# Dataset excerpts:
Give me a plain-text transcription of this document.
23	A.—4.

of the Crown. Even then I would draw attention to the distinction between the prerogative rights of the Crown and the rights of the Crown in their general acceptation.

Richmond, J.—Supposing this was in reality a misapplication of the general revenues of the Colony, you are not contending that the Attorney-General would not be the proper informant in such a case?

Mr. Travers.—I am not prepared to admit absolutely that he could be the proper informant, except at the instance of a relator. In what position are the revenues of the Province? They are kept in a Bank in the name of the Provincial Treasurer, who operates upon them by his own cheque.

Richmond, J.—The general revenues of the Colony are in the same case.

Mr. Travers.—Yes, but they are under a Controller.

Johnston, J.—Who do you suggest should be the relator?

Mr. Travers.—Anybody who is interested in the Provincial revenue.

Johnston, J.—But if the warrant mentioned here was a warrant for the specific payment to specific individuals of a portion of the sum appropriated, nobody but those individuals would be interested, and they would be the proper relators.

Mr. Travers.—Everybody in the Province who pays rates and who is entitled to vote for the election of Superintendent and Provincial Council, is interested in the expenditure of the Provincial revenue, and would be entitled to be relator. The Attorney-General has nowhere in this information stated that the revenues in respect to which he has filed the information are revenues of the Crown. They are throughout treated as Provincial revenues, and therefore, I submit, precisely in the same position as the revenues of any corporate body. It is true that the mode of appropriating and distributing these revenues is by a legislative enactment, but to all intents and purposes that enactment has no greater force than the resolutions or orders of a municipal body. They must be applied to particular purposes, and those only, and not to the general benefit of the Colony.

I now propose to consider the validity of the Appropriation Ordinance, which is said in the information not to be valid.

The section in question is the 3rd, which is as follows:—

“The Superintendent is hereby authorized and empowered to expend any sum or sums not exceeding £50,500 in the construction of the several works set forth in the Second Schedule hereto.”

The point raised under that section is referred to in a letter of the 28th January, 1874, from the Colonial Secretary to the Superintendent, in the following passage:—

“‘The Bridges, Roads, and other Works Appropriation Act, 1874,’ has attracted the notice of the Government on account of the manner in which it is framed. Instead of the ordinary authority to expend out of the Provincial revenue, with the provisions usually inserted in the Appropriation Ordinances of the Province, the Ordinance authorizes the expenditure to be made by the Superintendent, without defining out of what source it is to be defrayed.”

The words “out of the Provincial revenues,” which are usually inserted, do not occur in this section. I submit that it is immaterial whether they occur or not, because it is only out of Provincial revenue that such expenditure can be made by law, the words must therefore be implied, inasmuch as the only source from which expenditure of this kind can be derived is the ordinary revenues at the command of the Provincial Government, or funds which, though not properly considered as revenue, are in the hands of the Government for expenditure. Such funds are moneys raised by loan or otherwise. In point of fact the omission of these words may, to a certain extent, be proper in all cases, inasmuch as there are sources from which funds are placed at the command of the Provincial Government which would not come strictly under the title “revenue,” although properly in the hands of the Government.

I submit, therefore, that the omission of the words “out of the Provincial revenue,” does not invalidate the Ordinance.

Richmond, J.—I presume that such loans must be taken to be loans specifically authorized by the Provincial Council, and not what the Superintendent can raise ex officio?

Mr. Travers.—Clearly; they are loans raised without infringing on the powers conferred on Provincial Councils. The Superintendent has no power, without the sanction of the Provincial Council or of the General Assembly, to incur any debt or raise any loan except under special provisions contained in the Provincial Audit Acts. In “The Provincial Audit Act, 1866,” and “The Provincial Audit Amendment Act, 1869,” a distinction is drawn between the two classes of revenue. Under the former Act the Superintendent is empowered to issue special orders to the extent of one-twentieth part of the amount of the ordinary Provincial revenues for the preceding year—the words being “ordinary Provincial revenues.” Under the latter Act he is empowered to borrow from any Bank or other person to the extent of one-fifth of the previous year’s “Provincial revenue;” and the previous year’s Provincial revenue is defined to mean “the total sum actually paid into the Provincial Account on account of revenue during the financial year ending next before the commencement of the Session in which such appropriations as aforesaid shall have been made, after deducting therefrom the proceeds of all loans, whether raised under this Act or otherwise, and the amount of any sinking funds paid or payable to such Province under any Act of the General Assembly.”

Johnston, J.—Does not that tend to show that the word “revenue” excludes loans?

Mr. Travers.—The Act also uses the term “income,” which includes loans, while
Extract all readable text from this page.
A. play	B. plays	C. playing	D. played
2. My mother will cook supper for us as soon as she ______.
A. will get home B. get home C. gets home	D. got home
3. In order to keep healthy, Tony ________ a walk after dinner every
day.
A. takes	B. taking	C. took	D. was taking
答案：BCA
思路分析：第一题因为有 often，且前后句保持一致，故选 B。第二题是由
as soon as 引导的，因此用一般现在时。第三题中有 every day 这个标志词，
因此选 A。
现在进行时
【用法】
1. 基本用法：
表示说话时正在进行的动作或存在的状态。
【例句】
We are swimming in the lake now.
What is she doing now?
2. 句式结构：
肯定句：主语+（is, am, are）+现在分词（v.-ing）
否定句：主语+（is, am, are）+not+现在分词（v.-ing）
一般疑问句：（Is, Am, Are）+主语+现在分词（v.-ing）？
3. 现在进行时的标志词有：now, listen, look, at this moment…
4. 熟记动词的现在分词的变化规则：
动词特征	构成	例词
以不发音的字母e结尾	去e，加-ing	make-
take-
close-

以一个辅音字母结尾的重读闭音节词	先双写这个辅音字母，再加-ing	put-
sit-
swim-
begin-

# Task instructions:
Reproduce each entry above exactly, keeping every word.

# Expected answer:
Give me a plain-text transcription of this document.
23	A.—4.

of the Crown. Even then I would draw attention to the distinction between the prerogative rights of the Crown and the rights of the Crown in their general acceptation.

Richmond, J.—Supposing this was in reality a misapplication of the general revenues of the Colony, you are not contending that the Attorney-General would not be the proper informant in such a case?

Mr. Travers.—I am not prepared to admit absolutely that he could be the proper informant, except at the instance of a relator. In what position are the revenues of the Province? They are kept in a Bank in the name of the Provincial Treasurer, who operates upon them by his own cheque.

Richmond, J.—The general revenues of the Colony are in the same case.

Mr. Travers.—Yes, but they are under a Controller.

Johnston, J.—Who do you suggest should be the relator?

Mr. Travers.—Anybody who is interested in the Provincial revenue.

Johnston, J.—But if the warrant mentioned here was a warrant for the specific payment to specific individuals of a portion of the sum appropriated, nobody but those individuals would be interested, and they would be the proper relators.

Mr. Travers.—Everybody in the Province who pays rates and who is entitled to vote for the election of Superintendent and Provincial Council, is interested in the expenditure of the Provincial revenue, and would be entitled to be relator. The Attorney-General has nowhere in this information stated that the revenues in respect to which he has filed the information are revenues of the Crown. They are throughout treated as Provincial revenues, and therefore, I submit, precisely in the same position as the revenues of any corporate body. It is true that the mode of appropriating and distributing these revenues is by a legislative enactment, but to all intents and purposes that enactment has no greater force than the resolutions or orders of a municipal body. They must be applied to particular purposes, and those only, and not to the general benefit of the Colony.

I now propose to consider the validity of the Appropriation Ordinance, which is said in the information not to be valid.

The section in question is the 3rd, which is as follows:—

“The Superintendent is hereby authorized and empowered to expend any sum or sums not exceeding £50,500 in the construction of the several works set forth in the Second Schedule hereto.”

The point raised under that section is referred to in a letter of the 28th January, 1874, from the Colonial Secretary to the Superintendent, in the following passage:—

“‘The Bridges, Roads, and other Works Appropriation Act, 1874,’ has attracted the notice of the Government on account of the manner in which it is framed. Instead of the ordinary authority to expend out of the Provincial revenue, with the provisions usually inserted in the Appropriation Ordinances of the Province, the Ordinance authorizes the expenditure to be made by the Superintendent, without defining out of what source it is to be defrayed.”

The words “out of the Provincial revenues,” which are usually inserted, do not occur in this section. I submit that it is immaterial whether they occur or not, because it is only out of Provincial revenue that such expenditure can be made by law, the words must therefore be implied, inasmuch as the only source from which expenditure of this kind can be derived is the ordinary revenues at the command of the Provincial Government, or funds which, though not properly considered as revenue, are in the hands of the Government for expenditure. Such funds are moneys raised by loan or otherwise. In point of fact the omission of these words may, to a certain extent, be proper in all cases, inasmuch as there are sources from which funds are placed at the command of the Provincial Government which would not come strictly under the title “revenue,” although properly in the hands of the Government.

I submit, therefore, that the omission of the words “out of the Provincial revenue,” does not invalidate the Ordinance.

Richmond, J.—I presume that such loans must be taken to be loans specifically authorized by the Provincial Council, and not what the Superintendent can raise ex officio?

Mr. Travers.—Clearly; they are loans raised without infringing on the powers conferred on Provincial Councils. The Superintendent has no power, without the sanction of the Provincial Council or of the General Assembly, to incur any debt or raise any loan except under special provisions contained in the Provincial Audit Acts. In “The Provincial Audit Act, 1866,” and “The Provincial Audit Amendment Act, 1869,” a distinction is drawn between the two classes of revenue. Under the former Act the Superintendent is empowered to issue special orders to the extent of one-twentieth part of the amount of the ordinary Provincial revenues for the preceding year—the words being “ordinary Provincial revenues.” Under the latter Act he is empowered to borrow from any Bank or other person to the extent of one-fifth of the previous year’s “Provincial revenue;” and the previous year’s Provincial revenue is defined to mean “the total sum actually paid into the Provincial Account on account of revenue during the financial year ending next before the commencement of the Session in which such appropriations as aforesaid shall have been made, after deducting therefrom the proceeds of all loans, whether raised under this Act or otherwise, and the amount of any sinking funds paid or payable to such Province under any Act of the General Assembly.”

Johnston, J.—Does not that tend to show that the word “revenue” excludes loans?

Mr. Travers.—The Act also uses the term “income,” which includes loans, while
Extract all readable text from this page.
A. play	B. plays	C. playing	D. played
2. My mother will cook supper for us as soon as she ______.
A. will get home B. get home C. gets home	D. got home
3. In order to keep healthy, Tony ________ a walk after dinner every
day.
A. takes	B. taking	C. took	D. was taking
答案：BCA
思路分析：第一题因为有 often，且前后句保持一致，故选 B。第二题是由
as soon as 引导的，因此用一般现在时。第三题中有 every day 这个标志词，
因此选 A。
现在进行时
【用法】
1. 基本用法：
表示说话时正在进行的动作或存在的状态。
【例句】
We are swimming in the lake now.
What is she doing now?
2. 句式结构：
肯定句：主语+（is, am, are）+现在分词（v.-ing）
否定句：主语+（is, am, are）+not+现在分词（v.-ing）
一般疑问句：（Is, Am, Are）+主语+现在分词（v.-ing）？
3. 现在进行时的标志词有：now, listen, look, at this moment…
4. 熟记动词的现在分词的变化规则：
动词特征	构成	例词
以不发音的字母e结尾	去e，加-ing	make-
take-
close-

以一个辅音字母结尾的重读闭音节词	先双写这个辅音字母，再加-ing	put-
sit-
swim-
begin-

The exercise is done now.